Selected text.
We Three Kings

We Three Kings

The Feast of the Epiphany
Christ Church Cathedral, Grafton
3 January 2021

Matthew’s story

An early Christian author, who has become known to us as “Matthew,” was preparing an enlarged edition of the Gospel according to Mark. “Mark” had appeared a couple of decades earlier and was proving very popular in some of the Christian faith communities scattered around the eastern Mediterranean.

For his community—or more likely a network of house-church communities across Antioch and in the neighbouring rural areas—Mark was a fast-paced action story, but it lacked the solid teaching which Matthew wanted his community to have at their fingertips.

Matthew decided to combine the Markan narrative with another early Christian document, the Sayings Gospel which later scholars would call “Q”. This would address the lack of teaching from Jesus, with material such as the Sermon on the Mount.

Matthew would also add a proper ending, since the way that Mark ended (with a handful women too scared to say anything to anyone after encountering an angel at the empty tomb) was hardly satisfactory. Matthew knew just what was needed: a final mountaintop epiphany as Jesus sent the Twelve out on their global mission.

Data extract.
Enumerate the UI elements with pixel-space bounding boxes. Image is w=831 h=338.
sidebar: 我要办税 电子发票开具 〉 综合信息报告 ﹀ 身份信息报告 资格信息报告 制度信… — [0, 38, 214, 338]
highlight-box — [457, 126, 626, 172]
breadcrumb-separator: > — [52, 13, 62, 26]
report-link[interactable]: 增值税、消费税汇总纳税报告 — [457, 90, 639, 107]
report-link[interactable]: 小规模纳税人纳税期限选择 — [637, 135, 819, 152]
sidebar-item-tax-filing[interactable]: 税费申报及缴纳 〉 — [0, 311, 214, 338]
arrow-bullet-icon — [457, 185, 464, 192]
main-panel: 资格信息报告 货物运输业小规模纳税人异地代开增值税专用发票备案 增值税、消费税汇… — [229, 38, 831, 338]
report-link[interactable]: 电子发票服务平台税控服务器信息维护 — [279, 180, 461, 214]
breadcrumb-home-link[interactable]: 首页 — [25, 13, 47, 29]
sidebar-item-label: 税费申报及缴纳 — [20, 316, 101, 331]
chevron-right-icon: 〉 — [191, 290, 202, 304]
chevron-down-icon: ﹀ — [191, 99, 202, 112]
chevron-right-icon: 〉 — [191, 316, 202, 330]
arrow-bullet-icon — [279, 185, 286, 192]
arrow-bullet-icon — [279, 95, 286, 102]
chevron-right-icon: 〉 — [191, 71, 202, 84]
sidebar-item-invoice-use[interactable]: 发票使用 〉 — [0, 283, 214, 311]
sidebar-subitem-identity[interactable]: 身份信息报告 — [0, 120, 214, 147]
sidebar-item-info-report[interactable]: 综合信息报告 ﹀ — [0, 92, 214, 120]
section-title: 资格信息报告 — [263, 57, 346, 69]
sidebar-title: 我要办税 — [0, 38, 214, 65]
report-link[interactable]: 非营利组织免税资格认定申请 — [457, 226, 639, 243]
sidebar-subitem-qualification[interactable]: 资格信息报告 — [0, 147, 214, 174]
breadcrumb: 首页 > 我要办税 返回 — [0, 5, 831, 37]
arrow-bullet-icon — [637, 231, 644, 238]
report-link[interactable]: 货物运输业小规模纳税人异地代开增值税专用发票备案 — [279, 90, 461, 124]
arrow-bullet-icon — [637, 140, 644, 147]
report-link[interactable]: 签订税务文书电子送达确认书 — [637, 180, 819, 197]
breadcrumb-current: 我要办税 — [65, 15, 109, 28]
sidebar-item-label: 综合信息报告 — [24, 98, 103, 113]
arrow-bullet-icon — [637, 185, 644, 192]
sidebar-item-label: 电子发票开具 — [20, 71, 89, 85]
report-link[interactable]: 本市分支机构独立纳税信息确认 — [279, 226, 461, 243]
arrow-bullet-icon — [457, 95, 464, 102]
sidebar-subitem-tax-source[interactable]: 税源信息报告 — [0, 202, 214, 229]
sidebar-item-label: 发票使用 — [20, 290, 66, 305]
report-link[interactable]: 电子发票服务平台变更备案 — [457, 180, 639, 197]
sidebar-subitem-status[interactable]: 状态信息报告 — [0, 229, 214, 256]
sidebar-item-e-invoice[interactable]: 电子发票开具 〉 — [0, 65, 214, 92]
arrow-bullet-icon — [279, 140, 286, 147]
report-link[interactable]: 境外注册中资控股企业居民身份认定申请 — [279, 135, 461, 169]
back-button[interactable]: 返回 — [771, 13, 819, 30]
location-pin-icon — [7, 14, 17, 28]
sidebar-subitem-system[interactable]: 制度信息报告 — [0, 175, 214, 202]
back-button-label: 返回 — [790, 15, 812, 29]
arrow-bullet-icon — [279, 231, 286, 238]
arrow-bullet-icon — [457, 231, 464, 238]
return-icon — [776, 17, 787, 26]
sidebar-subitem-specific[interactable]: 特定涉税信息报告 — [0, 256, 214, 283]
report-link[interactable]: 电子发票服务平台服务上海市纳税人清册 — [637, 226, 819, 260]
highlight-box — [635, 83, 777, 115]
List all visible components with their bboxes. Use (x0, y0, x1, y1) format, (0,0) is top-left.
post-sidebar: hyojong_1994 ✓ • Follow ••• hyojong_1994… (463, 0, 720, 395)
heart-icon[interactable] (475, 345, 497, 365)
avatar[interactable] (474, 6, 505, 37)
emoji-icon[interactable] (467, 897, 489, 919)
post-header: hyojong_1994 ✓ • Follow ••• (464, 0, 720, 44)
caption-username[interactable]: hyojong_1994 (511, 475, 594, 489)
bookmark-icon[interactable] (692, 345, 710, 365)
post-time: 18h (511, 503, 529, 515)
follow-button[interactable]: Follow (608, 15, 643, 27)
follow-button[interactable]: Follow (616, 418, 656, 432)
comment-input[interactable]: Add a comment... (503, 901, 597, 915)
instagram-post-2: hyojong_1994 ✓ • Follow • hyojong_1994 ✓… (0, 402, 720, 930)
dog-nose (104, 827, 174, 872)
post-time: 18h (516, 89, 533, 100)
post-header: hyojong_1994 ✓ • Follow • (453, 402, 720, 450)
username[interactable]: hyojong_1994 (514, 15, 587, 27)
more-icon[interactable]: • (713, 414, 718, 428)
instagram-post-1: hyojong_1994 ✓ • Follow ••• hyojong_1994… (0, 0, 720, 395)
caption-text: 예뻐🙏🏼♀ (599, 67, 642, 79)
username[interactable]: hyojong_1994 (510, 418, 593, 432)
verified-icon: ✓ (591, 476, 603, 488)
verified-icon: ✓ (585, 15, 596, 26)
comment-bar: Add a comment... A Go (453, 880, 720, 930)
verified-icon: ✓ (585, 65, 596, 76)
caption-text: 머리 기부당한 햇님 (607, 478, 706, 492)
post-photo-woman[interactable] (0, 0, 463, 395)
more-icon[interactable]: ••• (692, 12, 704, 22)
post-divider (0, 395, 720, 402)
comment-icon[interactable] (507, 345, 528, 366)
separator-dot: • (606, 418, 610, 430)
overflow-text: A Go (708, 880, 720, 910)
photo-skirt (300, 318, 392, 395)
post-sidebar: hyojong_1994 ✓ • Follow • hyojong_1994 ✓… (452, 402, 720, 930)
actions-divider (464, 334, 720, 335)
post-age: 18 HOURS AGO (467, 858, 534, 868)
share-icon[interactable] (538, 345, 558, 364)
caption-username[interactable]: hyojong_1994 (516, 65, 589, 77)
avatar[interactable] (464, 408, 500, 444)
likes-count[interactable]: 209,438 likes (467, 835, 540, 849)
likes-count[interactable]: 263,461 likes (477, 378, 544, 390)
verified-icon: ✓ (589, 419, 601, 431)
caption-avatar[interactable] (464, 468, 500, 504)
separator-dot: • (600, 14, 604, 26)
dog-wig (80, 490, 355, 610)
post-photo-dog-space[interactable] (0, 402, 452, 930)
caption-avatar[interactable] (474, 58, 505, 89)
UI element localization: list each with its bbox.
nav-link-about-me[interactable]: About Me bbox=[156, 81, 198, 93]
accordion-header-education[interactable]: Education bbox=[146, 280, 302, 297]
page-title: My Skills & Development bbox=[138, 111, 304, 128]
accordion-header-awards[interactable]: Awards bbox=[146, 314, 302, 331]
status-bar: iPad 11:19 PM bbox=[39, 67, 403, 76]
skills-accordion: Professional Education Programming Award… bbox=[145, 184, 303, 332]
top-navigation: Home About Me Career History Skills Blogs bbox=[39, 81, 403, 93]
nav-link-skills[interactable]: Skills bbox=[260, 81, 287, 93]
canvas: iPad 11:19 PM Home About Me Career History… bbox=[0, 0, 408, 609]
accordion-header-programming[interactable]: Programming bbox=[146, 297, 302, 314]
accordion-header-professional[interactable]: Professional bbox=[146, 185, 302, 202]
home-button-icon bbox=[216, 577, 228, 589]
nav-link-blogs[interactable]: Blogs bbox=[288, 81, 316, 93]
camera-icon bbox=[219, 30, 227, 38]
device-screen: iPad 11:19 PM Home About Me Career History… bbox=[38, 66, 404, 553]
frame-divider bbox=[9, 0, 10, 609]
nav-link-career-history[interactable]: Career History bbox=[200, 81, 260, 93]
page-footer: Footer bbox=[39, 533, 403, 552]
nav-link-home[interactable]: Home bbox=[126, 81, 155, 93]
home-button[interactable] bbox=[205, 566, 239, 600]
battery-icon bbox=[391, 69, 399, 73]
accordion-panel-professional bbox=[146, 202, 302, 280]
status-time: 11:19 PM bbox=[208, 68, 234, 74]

Short task A. Transcribe the Epiphany sermon from "For his community—or" up to and including "at their fingertips.".
Short task B.
Answer these questions from the Epiphany sermon:
(i) What name did later scholars give the Sayings Gospel?
(ii) Where does the sermon say Matthew's community of house churches most likely was?
(iii) Where did the women encounter an angel at the end of Mark?
The items are separate material and have no connection to the Epiphany sermon.

Correct response A.
For his community—or more likely a network of house-church communities across Antioch and in the neighbouring rural areas—Mark was a fast-paced action story, but it lacked the solid teaching which Matthew wanted his community to have at their fingertips.

Correct response B.
(i) "Q"
(ii) Across Antioch and in the nearby rural areas
(iii) At the empty tomb